**Brief**: Count how many lines hold the string "this", and give only that number.

**Exercise materials**:
** Start **
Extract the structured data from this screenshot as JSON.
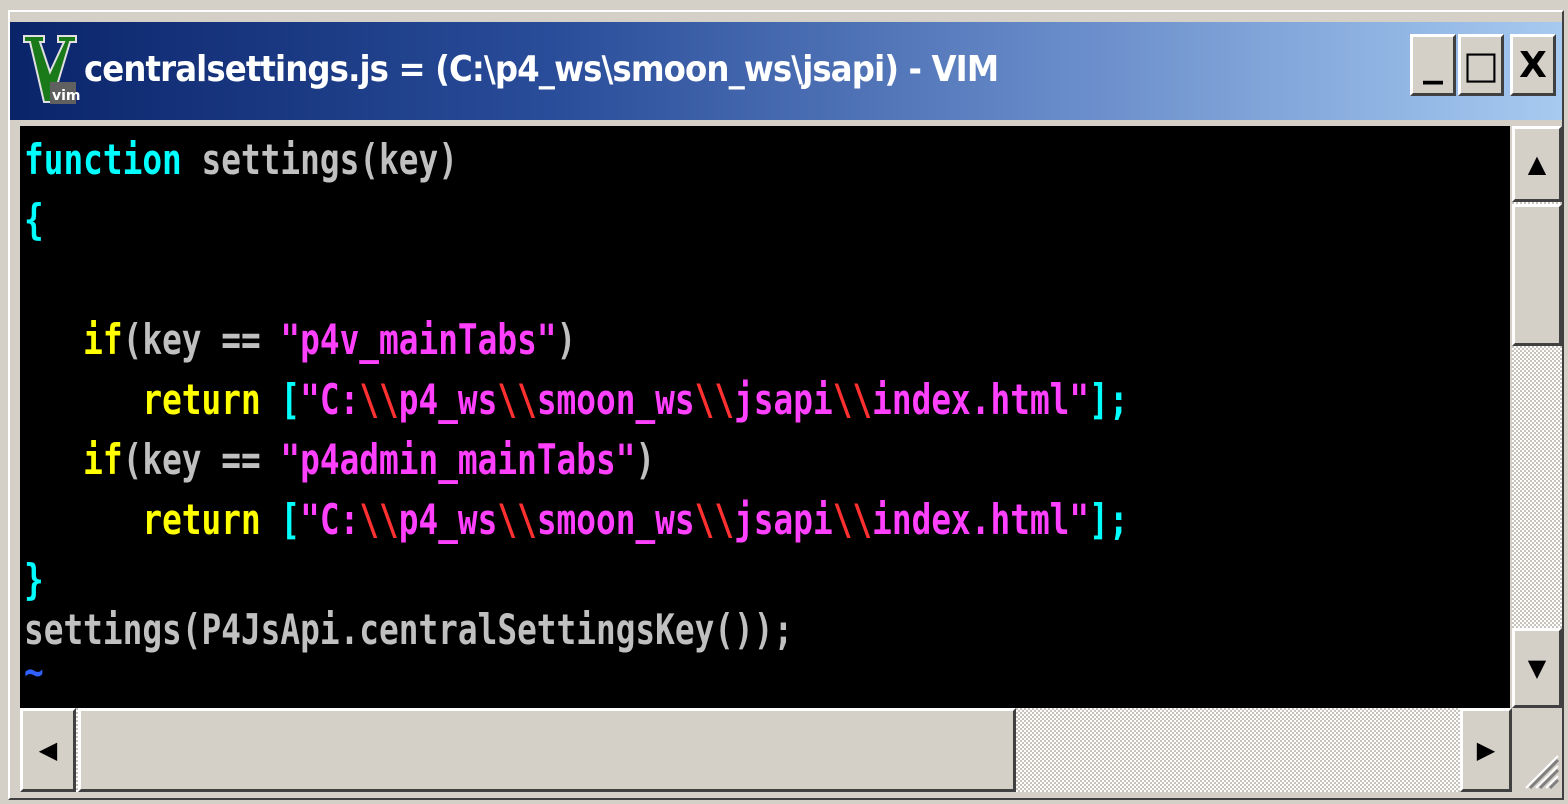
{
  "window": {
    "title": "centralsettings.js = (C:\\p4_ws\\smoon_ws\\jsapi) - VIM",
    "buttons": {
      "minimize": "_",
      "maximize": "□",
      "close": "X"
    }
  },
  "icons": {
    "app": "vim-icon",
    "scroll_up": "▲",
    "scroll_down": "▼",
    "scroll_left": "◀",
    "scroll_right": "▶"
  },
  "colors": {
    "keyword": "#00ffff",
    "identifier": "#c0c0c0",
    "statement": "#ffff00",
    "string": "#ff40ff",
    "escape": "#ff3030",
    "nontext": "#3060ff",
    "background": "#000000"
  },
  "code": {
    "l1": {
      "kw": "function",
      "rest": " settings(key)"
    },
    "l2": {
      "brace": "{"
    },
    "l4": {
      "indent": "   ",
      "kw": "if",
      "a": "(key == ",
      "str": "\"p4v_mainTabs\"",
      "b": ")"
    },
    "l5": {
      "indent": "      ",
      "kw": "return",
      "sp": " ",
      "open": "[",
      "s1": "\"C:",
      "e1": "\\\\",
      "s2": "p4_ws",
      "e2": "\\\\",
      "s3": "smoon_ws",
      "e3": "\\\\",
      "s4": "jsapi",
      "e4": "\\\\",
      "s5": "index.html\"",
      "close": "];"
    },
    "l6": {
      "indent": "   ",
      "kw": "if",
      "a": "(key == ",
      "str": "\"p4admin_mainTabs\"",
      "b": ")"
    },
    "l7": {
      "indent": "      ",
      "kw": "return",
      "sp": " ",
      "open": "[",
      "s1": "\"C:",
      "e1": "\\\\",
      "s2": "p4_ws",
      "e2": "\\\\",
      "s3": "smoon_ws",
      "e3": "\\\\",
      "s4": "jsapi",
      "e4": "\\\\",
      "s5": "index.html\"",
      "close": "];"
    },
    "l8": {
      "brace": "}"
    },
    "l9": {
      "text": "settings(P4JsApi.centralSettingsKey());"
    },
    "l10": {
      "tilde": "~"
    }
  }
}
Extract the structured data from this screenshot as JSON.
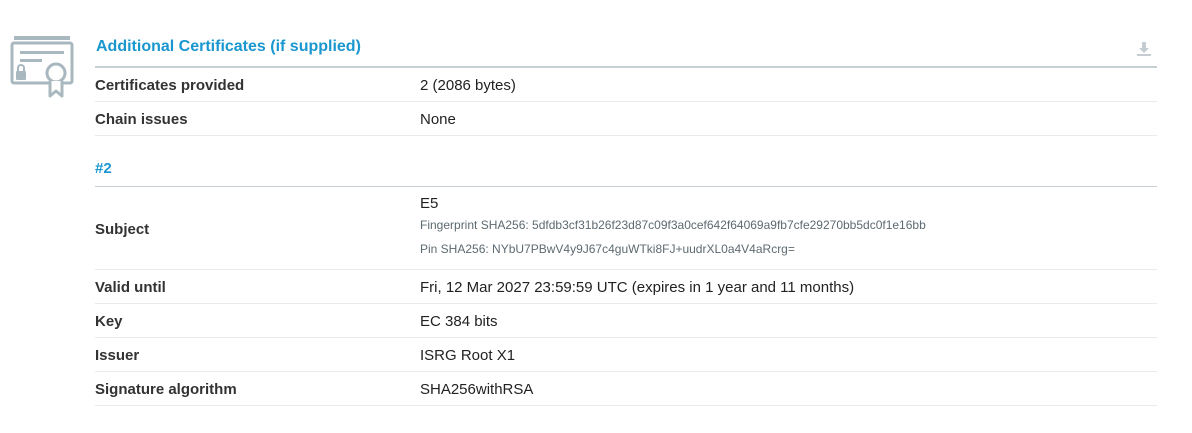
{
  "section": {
    "title": "Additional Certificates (if supplied)",
    "icon": "certificate-icon",
    "action_icon": "download-icon"
  },
  "summary_rows": [
    {
      "label": "Certificates provided",
      "value": "2 (2086 bytes)"
    },
    {
      "label": "Chain issues",
      "value": "None"
    }
  ],
  "certificate": {
    "number_label": "#2",
    "subject": {
      "label": "Subject",
      "name": "E5",
      "fingerprint": "Fingerprint SHA256: 5dfdb3cf31b26f23d87c09f3a0cef642f64069a9fb7cfe29270bb5dc0f1e16bb",
      "pin": "Pin SHA256: NYbU7PBwV4y9J67c4guWTki8FJ+uudrXL0a4V4aRcrg="
    },
    "rows": [
      {
        "label": "Valid until",
        "value": "Fri, 12 Mar 2027 23:59:59 UTC (expires in 1 year and 11 months)"
      },
      {
        "label": "Key",
        "value": "EC 384 bits"
      },
      {
        "label": "Issuer",
        "value": "ISRG Root X1"
      },
      {
        "label": "Signature algorithm",
        "value": "SHA256withRSA"
      }
    ]
  },
  "colors": {
    "accent": "#1a97cf",
    "icon_gray": "#a9b8bf",
    "divider": "#c5cfd4"
  }
}
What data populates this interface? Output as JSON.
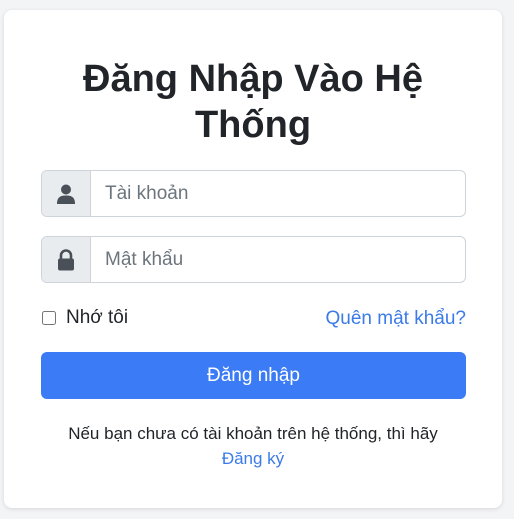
{
  "login": {
    "title": "Đăng Nhập Vào Hệ Thống",
    "username": {
      "placeholder": "Tài khoản",
      "value": ""
    },
    "password": {
      "placeholder": "Mật khẩu",
      "value": ""
    },
    "remember_label": "Nhớ tôi",
    "remember_checked": false,
    "forgot_label": "Quên mật khẩu?",
    "submit_label": "Đăng nhập",
    "signup_text": "Nếu bạn chưa có tài khoản trên hệ thống, thì hãy",
    "signup_link": "Đăng ký"
  },
  "icons": {
    "username": "user-icon",
    "password": "lock-icon"
  },
  "colors": {
    "accent": "#3b7bf5",
    "link": "#3b7be8",
    "addon_bg": "#e9ecef"
  }
}
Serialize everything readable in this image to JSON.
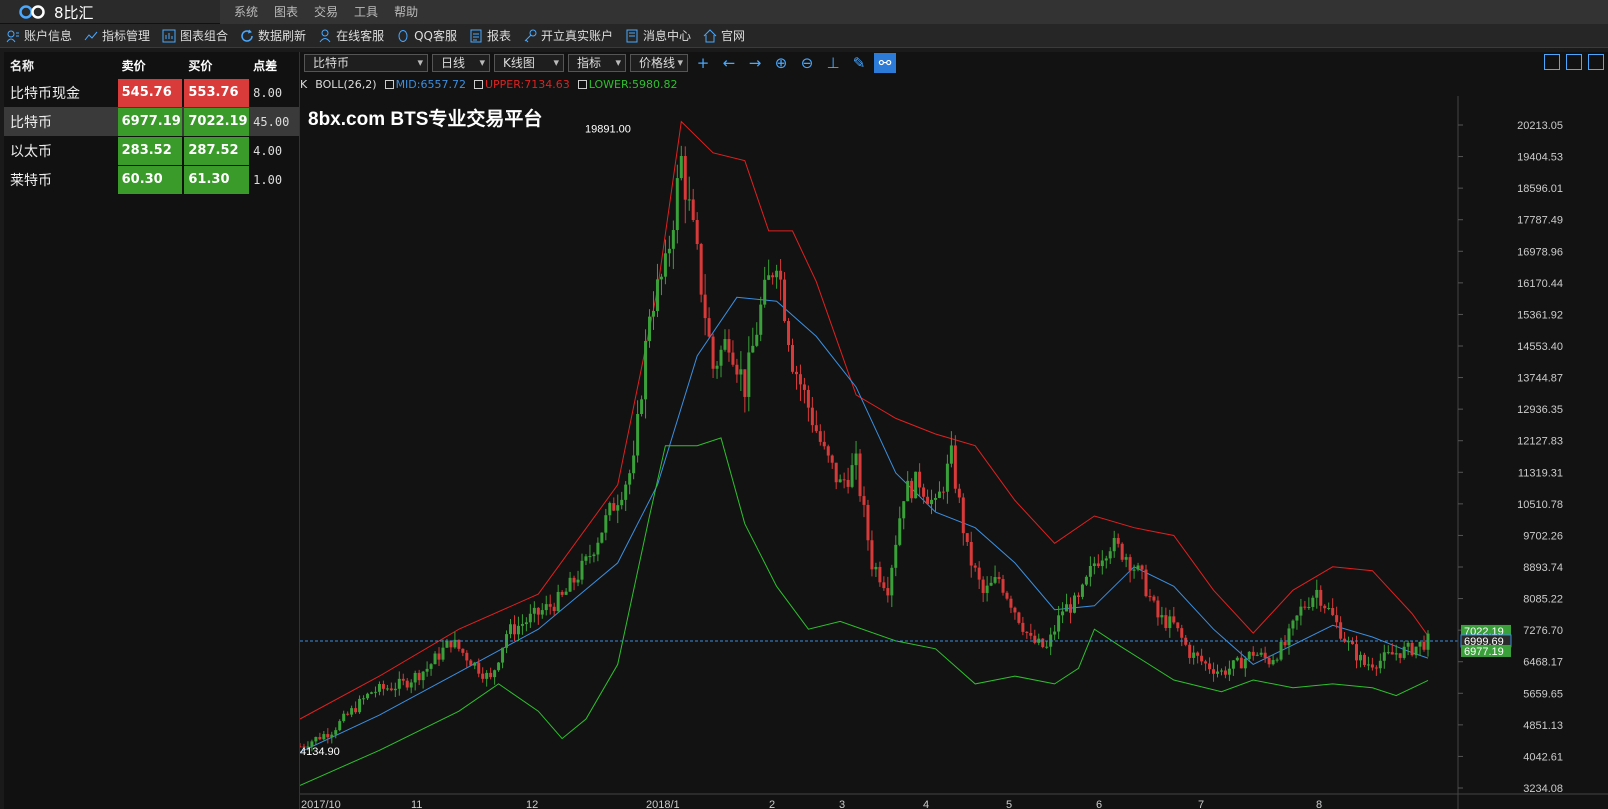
{
  "app": {
    "title": "8比汇"
  },
  "menu": [
    "系统",
    "图表",
    "交易",
    "工具",
    "帮助"
  ],
  "toolbar": [
    {
      "label": "账户信息",
      "icon": "account-icon"
    },
    {
      "label": "指标管理",
      "icon": "indicator-icon"
    },
    {
      "label": "图表组合",
      "icon": "chart-combo-icon"
    },
    {
      "label": "数据刷新",
      "icon": "refresh-icon"
    },
    {
      "label": "在线客服",
      "icon": "user-icon"
    },
    {
      "label": "QQ客服",
      "icon": "qq-icon"
    },
    {
      "label": "报表",
      "icon": "report-icon"
    },
    {
      "label": "开立真实账户",
      "icon": "key-icon"
    },
    {
      "label": "消息中心",
      "icon": "message-icon"
    },
    {
      "label": "官网",
      "icon": "home-icon"
    }
  ],
  "quotes": {
    "headers": [
      "名称",
      "卖价",
      "买价",
      "点差"
    ],
    "rows": [
      {
        "name": "比特币现金",
        "sell": "545.76",
        "buy": "553.76",
        "spread": "8.00",
        "sell_color": "red",
        "buy_color": "red",
        "selected": false
      },
      {
        "name": "比特币",
        "sell": "6977.19",
        "buy": "7022.19",
        "spread": "45.00",
        "sell_color": "green",
        "buy_color": "green",
        "selected": true
      },
      {
        "name": "以太币",
        "sell": "283.52",
        "buy": "287.52",
        "spread": "4.00",
        "sell_color": "green",
        "buy_color": "green",
        "selected": false
      },
      {
        "name": "莱特币",
        "sell": "60.30",
        "buy": "61.30",
        "spread": "1.00",
        "sell_color": "green",
        "buy_color": "green",
        "selected": false
      }
    ]
  },
  "chart_toolbar": {
    "symbol": "比特币",
    "period": "日线",
    "chart_type": "K线图",
    "indicator": "指标",
    "line_type": "价格线"
  },
  "legend": {
    "k": "K",
    "boll": "BOLL(26,2)",
    "mid": "MID:6557.72",
    "upper": "UPPER:7134.63",
    "lower": "LOWER:5980.82"
  },
  "colors": {
    "mid": "#3b8fe0",
    "upper": "#e02020",
    "lower": "#2ec02e",
    "up": "#3aa03a",
    "down": "#d83a3a"
  },
  "watermark": "8bx.com BTS专业交易平台",
  "chart_data": {
    "type": "candlestick",
    "high_label": "19891.00",
    "low_label": "4134.90",
    "ylim": [
      3000,
      21000
    ],
    "y_ticks": [
      "20213.05",
      "19404.53",
      "18596.01",
      "17787.49",
      "16978.96",
      "16170.44",
      "15361.92",
      "14553.40",
      "13744.87",
      "12936.35",
      "12127.83",
      "11319.31",
      "10510.78",
      "9702.26",
      "8893.74",
      "8085.22",
      "7276.70",
      "6468.17",
      "5659.65",
      "4851.13",
      "4042.61",
      "3234.08"
    ],
    "x_ticks": [
      "2017/10",
      "11",
      "12",
      "2018/1",
      "2",
      "3",
      "4",
      "5",
      "6",
      "7",
      "8"
    ],
    "price_tags": {
      "buy": "7022.19",
      "current": "6999.69",
      "sell": "6977.19"
    },
    "current_price": 6999.69,
    "close_path": [
      [
        0,
        4300
      ],
      [
        8,
        4700
      ],
      [
        18,
        5700
      ],
      [
        26,
        5900
      ],
      [
        32,
        6300
      ],
      [
        38,
        7000
      ],
      [
        44,
        6400
      ],
      [
        48,
        6000
      ],
      [
        52,
        7200
      ],
      [
        60,
        7700
      ],
      [
        66,
        8100
      ],
      [
        72,
        9000
      ],
      [
        78,
        10300
      ],
      [
        84,
        11500
      ],
      [
        88,
        15500
      ],
      [
        92,
        16500
      ],
      [
        96,
        19300
      ],
      [
        100,
        16800
      ],
      [
        104,
        14000
      ],
      [
        108,
        14800
      ],
      [
        112,
        13500
      ],
      [
        116,
        15500
      ],
      [
        120,
        16900
      ],
      [
        124,
        14200
      ],
      [
        128,
        13000
      ],
      [
        132,
        11800
      ],
      [
        136,
        11000
      ],
      [
        140,
        11500
      ],
      [
        144,
        9000
      ],
      [
        148,
        8400
      ],
      [
        152,
        10800
      ],
      [
        156,
        11100
      ],
      [
        160,
        10400
      ],
      [
        164,
        11700
      ],
      [
        168,
        9300
      ],
      [
        172,
        8200
      ],
      [
        176,
        8600
      ],
      [
        180,
        7800
      ],
      [
        184,
        7000
      ],
      [
        188,
        6800
      ],
      [
        192,
        7800
      ],
      [
        196,
        8000
      ],
      [
        200,
        9000
      ],
      [
        204,
        9500
      ],
      [
        208,
        9200
      ],
      [
        212,
        8600
      ],
      [
        216,
        7600
      ],
      [
        220,
        7400
      ],
      [
        224,
        6700
      ],
      [
        228,
        6400
      ],
      [
        232,
        6200
      ],
      [
        236,
        6400
      ],
      [
        240,
        6700
      ],
      [
        244,
        6500
      ],
      [
        248,
        6900
      ],
      [
        252,
        7800
      ],
      [
        256,
        8300
      ],
      [
        260,
        7600
      ],
      [
        264,
        6900
      ],
      [
        268,
        6400
      ],
      [
        272,
        6500
      ],
      [
        276,
        6700
      ],
      [
        280,
        6800
      ],
      [
        284,
        7000
      ]
    ],
    "mid_path": [
      [
        0,
        4150
      ],
      [
        20,
        5100
      ],
      [
        40,
        6200
      ],
      [
        60,
        7300
      ],
      [
        80,
        9000
      ],
      [
        90,
        11000
      ],
      [
        100,
        14300
      ],
      [
        110,
        15800
      ],
      [
        120,
        15700
      ],
      [
        130,
        14800
      ],
      [
        140,
        13500
      ],
      [
        150,
        11300
      ],
      [
        160,
        10300
      ],
      [
        170,
        9900
      ],
      [
        180,
        9000
      ],
      [
        190,
        7800
      ],
      [
        200,
        7900
      ],
      [
        210,
        8900
      ],
      [
        220,
        8400
      ],
      [
        230,
        7300
      ],
      [
        240,
        6400
      ],
      [
        250,
        6900
      ],
      [
        260,
        7400
      ],
      [
        270,
        7100
      ],
      [
        280,
        6700
      ],
      [
        284,
        6560
      ]
    ],
    "upper_path": [
      [
        0,
        5000
      ],
      [
        20,
        6100
      ],
      [
        40,
        7300
      ],
      [
        60,
        8200
      ],
      [
        80,
        11000
      ],
      [
        90,
        16000
      ],
      [
        96,
        20300
      ],
      [
        104,
        19500
      ],
      [
        112,
        19300
      ],
      [
        118,
        17500
      ],
      [
        124,
        17500
      ],
      [
        130,
        16200
      ],
      [
        140,
        13300
      ],
      [
        150,
        12700
      ],
      [
        160,
        12300
      ],
      [
        170,
        12000
      ],
      [
        180,
        10600
      ],
      [
        190,
        9500
      ],
      [
        200,
        10200
      ],
      [
        210,
        9900
      ],
      [
        220,
        9700
      ],
      [
        230,
        8300
      ],
      [
        240,
        7200
      ],
      [
        250,
        8300
      ],
      [
        260,
        8900
      ],
      [
        270,
        8800
      ],
      [
        280,
        7700
      ],
      [
        284,
        7130
      ]
    ],
    "lower_path": [
      [
        0,
        3300
      ],
      [
        20,
        4200
      ],
      [
        40,
        5200
      ],
      [
        50,
        5900
      ],
      [
        60,
        5200
      ],
      [
        66,
        4500
      ],
      [
        72,
        5000
      ],
      [
        80,
        6400
      ],
      [
        88,
        10200
      ],
      [
        92,
        12000
      ],
      [
        100,
        12000
      ],
      [
        106,
        12200
      ],
      [
        112,
        10000
      ],
      [
        120,
        8400
      ],
      [
        128,
        7300
      ],
      [
        136,
        7500
      ],
      [
        150,
        7000
      ],
      [
        160,
        6800
      ],
      [
        170,
        5900
      ],
      [
        180,
        6100
      ],
      [
        190,
        5900
      ],
      [
        196,
        6300
      ],
      [
        200,
        7300
      ],
      [
        206,
        6900
      ],
      [
        220,
        6000
      ],
      [
        232,
        5700
      ],
      [
        240,
        6000
      ],
      [
        250,
        5800
      ],
      [
        260,
        5900
      ],
      [
        270,
        5800
      ],
      [
        276,
        5600
      ],
      [
        284,
        5990
      ]
    ]
  }
}
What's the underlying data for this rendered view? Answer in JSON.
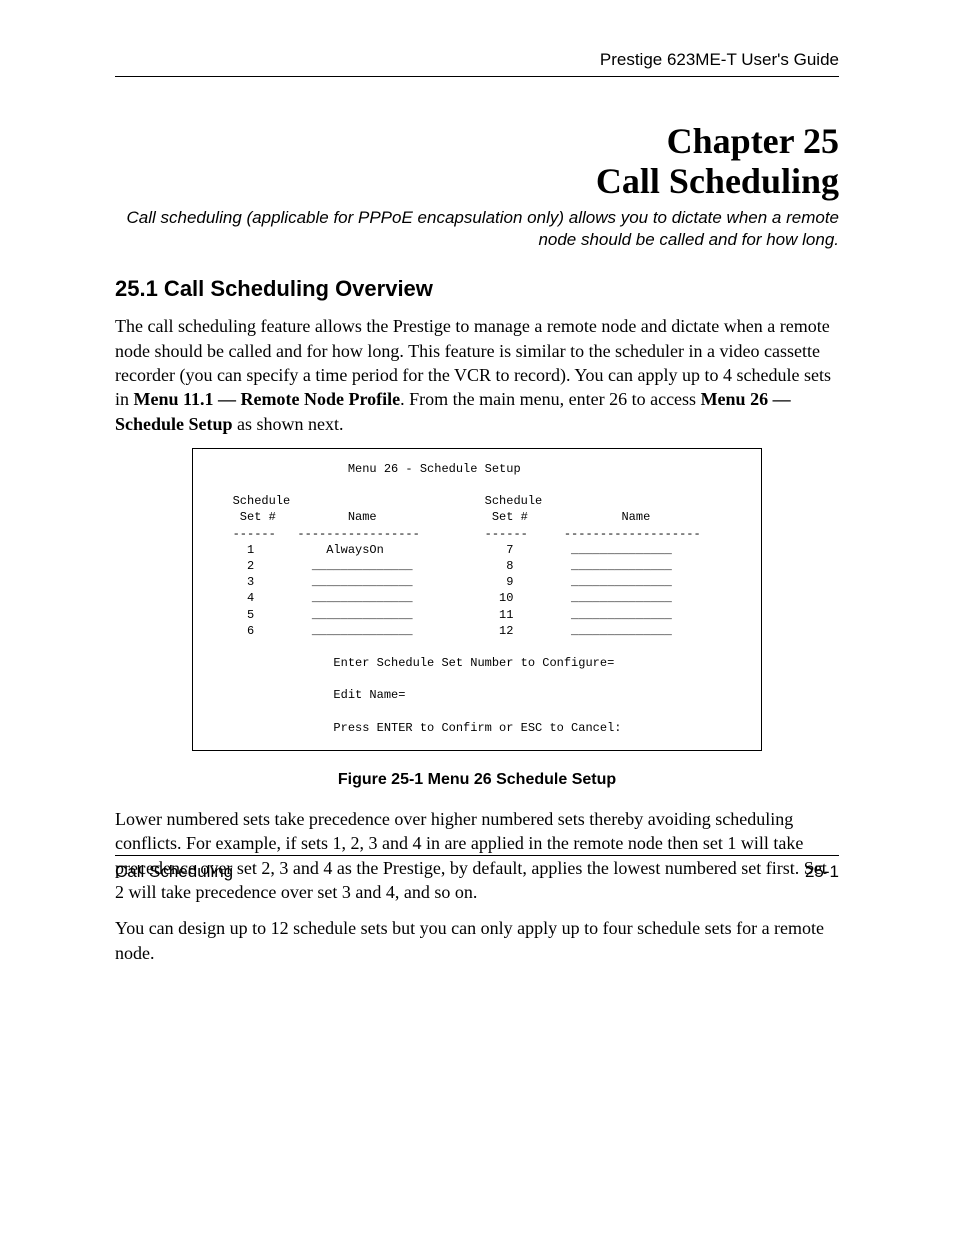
** End **
**Task result**: 5